> [Work instructions]: Go through the data below line by line and count those containing the word "Structure". Reply with the count only.
----------
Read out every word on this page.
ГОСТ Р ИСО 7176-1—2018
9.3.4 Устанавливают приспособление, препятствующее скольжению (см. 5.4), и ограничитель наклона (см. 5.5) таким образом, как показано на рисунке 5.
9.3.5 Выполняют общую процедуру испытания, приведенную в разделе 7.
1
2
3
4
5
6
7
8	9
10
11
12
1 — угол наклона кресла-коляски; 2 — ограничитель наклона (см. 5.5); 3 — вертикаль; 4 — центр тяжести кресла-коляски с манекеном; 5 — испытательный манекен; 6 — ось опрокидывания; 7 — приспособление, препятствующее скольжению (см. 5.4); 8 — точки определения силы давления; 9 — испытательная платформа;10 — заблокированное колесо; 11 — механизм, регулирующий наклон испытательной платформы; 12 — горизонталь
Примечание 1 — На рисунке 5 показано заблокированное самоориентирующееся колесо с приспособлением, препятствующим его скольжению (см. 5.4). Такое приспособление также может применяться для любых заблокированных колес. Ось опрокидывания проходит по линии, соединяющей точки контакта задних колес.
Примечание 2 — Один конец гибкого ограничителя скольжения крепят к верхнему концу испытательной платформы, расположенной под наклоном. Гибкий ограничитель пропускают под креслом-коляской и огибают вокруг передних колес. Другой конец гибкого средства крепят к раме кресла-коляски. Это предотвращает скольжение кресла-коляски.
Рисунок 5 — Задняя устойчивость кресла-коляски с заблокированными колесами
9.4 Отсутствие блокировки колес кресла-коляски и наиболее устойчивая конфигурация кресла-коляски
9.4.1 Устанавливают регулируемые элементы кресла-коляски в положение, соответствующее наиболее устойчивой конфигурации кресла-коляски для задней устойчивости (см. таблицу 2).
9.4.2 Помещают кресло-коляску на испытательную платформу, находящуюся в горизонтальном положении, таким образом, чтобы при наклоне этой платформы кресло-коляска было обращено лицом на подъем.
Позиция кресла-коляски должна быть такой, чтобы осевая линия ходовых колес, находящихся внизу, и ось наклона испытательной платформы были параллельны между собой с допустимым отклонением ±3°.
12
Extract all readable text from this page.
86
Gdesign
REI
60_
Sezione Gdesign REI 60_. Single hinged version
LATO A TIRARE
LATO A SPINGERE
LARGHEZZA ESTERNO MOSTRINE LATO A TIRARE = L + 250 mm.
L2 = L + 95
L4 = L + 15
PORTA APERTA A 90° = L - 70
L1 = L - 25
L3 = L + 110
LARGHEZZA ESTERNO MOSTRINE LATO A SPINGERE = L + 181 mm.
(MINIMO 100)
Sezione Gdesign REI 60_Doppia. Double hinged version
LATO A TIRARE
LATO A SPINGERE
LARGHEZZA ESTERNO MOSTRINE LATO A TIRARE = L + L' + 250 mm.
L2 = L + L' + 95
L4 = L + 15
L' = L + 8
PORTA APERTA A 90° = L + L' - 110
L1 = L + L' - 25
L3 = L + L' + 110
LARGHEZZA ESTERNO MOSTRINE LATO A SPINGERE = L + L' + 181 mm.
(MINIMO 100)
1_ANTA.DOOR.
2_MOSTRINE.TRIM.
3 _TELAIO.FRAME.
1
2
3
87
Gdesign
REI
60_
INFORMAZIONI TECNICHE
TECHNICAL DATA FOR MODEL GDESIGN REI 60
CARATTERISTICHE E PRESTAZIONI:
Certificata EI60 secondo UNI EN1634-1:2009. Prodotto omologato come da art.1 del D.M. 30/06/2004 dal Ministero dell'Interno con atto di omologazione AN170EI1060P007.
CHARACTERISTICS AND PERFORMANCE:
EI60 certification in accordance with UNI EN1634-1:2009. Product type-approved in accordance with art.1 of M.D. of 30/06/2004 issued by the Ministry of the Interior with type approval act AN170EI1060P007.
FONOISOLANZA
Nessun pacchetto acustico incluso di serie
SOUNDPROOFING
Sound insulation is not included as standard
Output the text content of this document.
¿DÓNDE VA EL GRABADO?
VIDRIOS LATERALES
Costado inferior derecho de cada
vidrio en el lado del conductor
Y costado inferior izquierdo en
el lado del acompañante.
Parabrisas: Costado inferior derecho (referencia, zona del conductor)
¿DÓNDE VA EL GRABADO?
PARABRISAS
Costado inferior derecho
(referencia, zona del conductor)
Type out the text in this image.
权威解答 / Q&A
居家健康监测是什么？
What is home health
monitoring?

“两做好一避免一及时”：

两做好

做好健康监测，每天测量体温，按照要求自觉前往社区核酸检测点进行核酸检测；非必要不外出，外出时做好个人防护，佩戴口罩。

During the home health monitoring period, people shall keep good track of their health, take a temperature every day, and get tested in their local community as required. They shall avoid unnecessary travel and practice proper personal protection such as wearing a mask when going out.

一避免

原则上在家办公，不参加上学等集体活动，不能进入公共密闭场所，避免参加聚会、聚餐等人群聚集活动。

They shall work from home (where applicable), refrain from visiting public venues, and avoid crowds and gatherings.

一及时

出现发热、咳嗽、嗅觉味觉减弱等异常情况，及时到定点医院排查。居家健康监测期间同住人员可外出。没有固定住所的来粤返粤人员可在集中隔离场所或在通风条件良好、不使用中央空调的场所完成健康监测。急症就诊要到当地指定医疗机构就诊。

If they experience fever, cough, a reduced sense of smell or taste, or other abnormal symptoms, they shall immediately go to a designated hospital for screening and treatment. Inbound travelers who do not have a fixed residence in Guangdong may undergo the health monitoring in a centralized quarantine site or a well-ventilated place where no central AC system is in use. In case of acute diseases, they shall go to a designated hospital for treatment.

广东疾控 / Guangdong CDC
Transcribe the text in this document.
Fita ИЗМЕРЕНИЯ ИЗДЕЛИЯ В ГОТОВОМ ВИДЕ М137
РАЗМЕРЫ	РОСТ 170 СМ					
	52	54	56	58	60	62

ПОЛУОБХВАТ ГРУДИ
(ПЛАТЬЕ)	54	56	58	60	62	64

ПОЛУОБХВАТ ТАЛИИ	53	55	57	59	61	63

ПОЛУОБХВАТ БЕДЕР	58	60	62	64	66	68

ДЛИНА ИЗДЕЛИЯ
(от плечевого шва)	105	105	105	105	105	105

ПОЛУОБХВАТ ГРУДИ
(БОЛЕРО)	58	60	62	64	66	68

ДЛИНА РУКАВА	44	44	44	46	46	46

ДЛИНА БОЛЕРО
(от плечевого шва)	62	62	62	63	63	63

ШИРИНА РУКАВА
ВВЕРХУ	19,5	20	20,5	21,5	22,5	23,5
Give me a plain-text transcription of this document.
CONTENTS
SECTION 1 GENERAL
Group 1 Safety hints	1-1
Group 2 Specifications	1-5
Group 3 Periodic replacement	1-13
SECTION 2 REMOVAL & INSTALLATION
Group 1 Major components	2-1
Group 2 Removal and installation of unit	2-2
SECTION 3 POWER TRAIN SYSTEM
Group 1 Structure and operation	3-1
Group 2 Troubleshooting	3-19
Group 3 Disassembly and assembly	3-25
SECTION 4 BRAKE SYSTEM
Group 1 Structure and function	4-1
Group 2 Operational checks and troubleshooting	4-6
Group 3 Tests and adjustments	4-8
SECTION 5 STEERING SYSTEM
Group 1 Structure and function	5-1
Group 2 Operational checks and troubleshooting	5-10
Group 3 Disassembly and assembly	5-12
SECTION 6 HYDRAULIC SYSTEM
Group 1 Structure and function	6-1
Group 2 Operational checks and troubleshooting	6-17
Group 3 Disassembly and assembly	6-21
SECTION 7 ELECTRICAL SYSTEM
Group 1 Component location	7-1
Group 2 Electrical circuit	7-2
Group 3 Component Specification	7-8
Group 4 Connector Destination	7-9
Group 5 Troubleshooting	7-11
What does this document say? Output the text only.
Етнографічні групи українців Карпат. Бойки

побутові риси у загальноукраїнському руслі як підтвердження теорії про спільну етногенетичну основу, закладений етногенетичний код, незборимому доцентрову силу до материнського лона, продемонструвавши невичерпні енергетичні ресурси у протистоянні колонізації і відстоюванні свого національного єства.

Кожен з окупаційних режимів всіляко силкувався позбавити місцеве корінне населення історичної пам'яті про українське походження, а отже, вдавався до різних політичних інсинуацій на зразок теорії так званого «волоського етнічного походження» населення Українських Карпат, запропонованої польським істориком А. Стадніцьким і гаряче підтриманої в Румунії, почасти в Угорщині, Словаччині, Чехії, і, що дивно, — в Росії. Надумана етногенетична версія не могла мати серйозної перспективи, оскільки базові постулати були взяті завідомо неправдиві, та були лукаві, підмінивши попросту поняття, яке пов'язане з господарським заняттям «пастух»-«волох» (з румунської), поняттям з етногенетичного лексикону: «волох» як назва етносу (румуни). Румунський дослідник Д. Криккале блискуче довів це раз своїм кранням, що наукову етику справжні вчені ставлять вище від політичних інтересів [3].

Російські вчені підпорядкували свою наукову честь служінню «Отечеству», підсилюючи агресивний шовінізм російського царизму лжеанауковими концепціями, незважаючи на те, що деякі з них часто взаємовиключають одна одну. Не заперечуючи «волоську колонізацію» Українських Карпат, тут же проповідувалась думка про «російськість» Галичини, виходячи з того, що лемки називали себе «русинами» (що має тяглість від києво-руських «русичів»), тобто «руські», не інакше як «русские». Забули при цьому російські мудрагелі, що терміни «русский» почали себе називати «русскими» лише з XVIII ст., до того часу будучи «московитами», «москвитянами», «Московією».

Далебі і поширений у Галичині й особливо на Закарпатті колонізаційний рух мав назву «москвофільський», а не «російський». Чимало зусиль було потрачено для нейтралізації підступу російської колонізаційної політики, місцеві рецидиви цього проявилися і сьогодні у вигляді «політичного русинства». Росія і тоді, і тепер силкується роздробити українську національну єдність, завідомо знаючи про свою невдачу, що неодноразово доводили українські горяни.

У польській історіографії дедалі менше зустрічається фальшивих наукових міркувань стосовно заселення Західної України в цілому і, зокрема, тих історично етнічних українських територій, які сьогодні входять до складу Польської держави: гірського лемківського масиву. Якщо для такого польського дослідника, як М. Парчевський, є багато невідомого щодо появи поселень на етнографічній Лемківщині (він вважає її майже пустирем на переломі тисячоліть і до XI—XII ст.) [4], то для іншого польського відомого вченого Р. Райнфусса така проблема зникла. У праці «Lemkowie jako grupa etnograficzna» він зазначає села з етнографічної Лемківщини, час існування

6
----------
> [Expected output]: 4